-------- Material to process --------
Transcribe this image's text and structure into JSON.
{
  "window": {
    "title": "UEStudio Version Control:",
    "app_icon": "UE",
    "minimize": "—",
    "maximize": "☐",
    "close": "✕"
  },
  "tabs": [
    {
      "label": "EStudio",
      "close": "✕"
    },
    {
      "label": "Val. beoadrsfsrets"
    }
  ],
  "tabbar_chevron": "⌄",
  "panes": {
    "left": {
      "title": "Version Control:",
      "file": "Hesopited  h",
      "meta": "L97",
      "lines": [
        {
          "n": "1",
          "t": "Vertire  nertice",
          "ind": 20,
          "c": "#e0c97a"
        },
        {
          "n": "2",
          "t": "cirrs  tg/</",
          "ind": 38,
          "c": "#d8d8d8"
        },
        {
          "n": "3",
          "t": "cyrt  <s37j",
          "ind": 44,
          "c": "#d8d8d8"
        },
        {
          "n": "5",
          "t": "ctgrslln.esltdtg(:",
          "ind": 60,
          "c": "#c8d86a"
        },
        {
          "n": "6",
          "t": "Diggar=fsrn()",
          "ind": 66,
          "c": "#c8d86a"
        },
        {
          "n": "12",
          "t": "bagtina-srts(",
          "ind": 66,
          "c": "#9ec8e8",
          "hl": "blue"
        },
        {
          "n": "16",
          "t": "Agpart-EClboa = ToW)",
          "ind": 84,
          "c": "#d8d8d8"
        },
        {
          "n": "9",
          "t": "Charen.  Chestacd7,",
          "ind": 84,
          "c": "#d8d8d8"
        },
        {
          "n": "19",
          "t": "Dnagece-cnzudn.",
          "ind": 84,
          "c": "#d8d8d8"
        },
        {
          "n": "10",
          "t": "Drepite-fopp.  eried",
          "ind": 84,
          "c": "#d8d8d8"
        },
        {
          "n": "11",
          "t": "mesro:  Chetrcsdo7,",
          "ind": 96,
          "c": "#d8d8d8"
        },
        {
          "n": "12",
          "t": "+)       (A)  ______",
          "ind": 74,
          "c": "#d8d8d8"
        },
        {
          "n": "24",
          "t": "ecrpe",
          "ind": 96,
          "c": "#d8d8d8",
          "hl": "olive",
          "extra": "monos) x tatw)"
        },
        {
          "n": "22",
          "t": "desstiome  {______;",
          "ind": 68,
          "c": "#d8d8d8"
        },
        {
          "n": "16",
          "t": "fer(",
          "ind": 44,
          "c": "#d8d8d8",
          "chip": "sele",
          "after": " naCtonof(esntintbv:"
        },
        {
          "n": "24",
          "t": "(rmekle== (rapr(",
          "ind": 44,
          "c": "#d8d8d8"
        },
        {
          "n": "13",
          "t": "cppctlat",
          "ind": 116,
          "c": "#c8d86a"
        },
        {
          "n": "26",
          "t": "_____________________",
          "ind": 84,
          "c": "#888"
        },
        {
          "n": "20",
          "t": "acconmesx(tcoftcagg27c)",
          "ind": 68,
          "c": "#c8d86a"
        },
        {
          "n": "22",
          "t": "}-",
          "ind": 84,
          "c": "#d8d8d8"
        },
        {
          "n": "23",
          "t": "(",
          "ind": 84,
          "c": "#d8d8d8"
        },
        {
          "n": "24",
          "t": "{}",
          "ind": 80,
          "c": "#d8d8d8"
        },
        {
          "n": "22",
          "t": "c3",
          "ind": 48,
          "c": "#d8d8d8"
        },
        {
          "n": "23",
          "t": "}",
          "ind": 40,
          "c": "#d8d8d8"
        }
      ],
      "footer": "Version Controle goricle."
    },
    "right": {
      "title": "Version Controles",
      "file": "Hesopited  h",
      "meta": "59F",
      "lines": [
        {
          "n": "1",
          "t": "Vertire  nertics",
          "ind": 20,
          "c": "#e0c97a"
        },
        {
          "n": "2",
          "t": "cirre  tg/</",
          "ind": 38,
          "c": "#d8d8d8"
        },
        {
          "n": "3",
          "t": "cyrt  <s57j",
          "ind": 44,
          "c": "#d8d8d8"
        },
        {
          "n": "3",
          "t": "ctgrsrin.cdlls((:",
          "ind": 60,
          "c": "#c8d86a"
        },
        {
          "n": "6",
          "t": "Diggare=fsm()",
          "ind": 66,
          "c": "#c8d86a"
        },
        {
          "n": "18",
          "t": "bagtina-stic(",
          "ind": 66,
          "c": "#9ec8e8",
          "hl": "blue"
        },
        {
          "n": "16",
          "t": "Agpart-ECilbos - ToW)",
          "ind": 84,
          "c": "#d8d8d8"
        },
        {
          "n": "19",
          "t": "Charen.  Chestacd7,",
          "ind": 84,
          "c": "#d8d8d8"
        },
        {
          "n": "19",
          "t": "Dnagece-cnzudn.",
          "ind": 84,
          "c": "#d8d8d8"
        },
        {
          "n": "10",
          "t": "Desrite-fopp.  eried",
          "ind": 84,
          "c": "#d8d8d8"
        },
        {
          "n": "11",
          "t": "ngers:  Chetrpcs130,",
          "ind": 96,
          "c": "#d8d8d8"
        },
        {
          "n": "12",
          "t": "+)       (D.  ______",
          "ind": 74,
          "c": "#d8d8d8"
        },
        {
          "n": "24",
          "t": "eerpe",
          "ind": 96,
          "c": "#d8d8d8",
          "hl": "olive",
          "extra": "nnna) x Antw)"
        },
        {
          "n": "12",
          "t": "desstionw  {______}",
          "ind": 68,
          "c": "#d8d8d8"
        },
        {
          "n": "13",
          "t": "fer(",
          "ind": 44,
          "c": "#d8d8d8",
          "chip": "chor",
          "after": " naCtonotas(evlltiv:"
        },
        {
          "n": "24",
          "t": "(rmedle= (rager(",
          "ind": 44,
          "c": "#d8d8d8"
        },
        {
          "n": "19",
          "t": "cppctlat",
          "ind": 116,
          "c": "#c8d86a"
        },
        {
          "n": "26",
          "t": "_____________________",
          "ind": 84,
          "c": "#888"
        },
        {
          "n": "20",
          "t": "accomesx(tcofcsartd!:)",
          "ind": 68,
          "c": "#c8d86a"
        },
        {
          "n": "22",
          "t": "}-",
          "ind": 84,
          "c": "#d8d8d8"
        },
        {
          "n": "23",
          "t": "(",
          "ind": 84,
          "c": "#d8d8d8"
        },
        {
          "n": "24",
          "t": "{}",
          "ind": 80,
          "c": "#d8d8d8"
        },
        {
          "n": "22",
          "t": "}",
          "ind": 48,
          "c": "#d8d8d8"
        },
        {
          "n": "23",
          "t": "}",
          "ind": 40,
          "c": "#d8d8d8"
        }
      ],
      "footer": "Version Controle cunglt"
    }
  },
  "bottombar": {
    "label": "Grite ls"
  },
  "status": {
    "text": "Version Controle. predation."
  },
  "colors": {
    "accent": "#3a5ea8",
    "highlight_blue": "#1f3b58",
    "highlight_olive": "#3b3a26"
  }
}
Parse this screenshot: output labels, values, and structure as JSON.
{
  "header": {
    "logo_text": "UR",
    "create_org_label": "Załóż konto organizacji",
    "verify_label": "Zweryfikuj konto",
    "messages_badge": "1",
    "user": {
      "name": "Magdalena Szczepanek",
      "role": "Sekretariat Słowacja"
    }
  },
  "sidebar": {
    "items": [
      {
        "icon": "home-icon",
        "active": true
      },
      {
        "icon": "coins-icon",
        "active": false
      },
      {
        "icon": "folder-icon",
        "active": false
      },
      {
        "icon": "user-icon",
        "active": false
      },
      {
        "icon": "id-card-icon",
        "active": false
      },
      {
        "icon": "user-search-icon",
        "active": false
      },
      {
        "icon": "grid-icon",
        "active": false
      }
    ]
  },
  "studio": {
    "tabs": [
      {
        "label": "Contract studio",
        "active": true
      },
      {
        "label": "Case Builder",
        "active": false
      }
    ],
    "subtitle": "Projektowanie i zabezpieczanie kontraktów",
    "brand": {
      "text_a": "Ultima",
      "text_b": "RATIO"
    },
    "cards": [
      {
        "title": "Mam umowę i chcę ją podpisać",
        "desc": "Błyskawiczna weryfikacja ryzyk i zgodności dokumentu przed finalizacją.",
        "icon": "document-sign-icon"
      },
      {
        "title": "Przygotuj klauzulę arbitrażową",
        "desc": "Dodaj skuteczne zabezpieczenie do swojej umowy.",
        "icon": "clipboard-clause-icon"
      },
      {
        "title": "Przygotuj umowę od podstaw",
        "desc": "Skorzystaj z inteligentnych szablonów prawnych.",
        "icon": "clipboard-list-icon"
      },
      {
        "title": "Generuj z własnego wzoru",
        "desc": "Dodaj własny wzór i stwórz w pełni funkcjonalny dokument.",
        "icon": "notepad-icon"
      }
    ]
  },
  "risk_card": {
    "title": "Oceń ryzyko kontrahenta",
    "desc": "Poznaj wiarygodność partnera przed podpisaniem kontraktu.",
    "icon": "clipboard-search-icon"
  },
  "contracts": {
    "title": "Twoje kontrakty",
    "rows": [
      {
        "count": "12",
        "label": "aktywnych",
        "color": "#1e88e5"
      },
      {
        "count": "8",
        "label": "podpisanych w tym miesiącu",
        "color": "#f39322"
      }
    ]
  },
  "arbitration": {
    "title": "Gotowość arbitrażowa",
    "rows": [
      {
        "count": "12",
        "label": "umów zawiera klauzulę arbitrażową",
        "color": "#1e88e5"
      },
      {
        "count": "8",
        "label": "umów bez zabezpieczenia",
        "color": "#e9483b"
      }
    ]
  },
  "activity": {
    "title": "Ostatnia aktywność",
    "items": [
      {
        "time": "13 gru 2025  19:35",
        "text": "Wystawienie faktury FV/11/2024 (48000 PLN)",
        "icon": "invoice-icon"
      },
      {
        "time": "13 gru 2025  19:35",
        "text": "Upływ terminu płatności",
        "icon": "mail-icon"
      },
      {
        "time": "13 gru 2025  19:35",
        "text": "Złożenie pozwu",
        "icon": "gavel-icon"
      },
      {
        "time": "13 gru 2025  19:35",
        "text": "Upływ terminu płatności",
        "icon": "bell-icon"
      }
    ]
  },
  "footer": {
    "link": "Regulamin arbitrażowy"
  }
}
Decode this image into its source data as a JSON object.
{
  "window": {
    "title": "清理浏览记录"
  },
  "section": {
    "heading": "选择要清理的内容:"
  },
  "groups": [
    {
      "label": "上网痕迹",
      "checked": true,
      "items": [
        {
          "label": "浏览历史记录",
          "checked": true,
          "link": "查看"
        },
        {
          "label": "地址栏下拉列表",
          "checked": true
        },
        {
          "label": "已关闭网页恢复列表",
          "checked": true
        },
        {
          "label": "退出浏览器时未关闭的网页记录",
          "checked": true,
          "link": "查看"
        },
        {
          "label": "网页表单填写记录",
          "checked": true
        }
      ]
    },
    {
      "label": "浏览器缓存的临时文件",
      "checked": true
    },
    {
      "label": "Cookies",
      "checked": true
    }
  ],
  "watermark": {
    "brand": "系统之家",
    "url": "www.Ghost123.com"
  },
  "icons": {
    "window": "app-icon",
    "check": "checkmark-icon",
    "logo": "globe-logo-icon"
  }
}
--------
What the exercise asks: State how many lines of the data include the word "Dodaj", with nothing else.

Exercise output: 2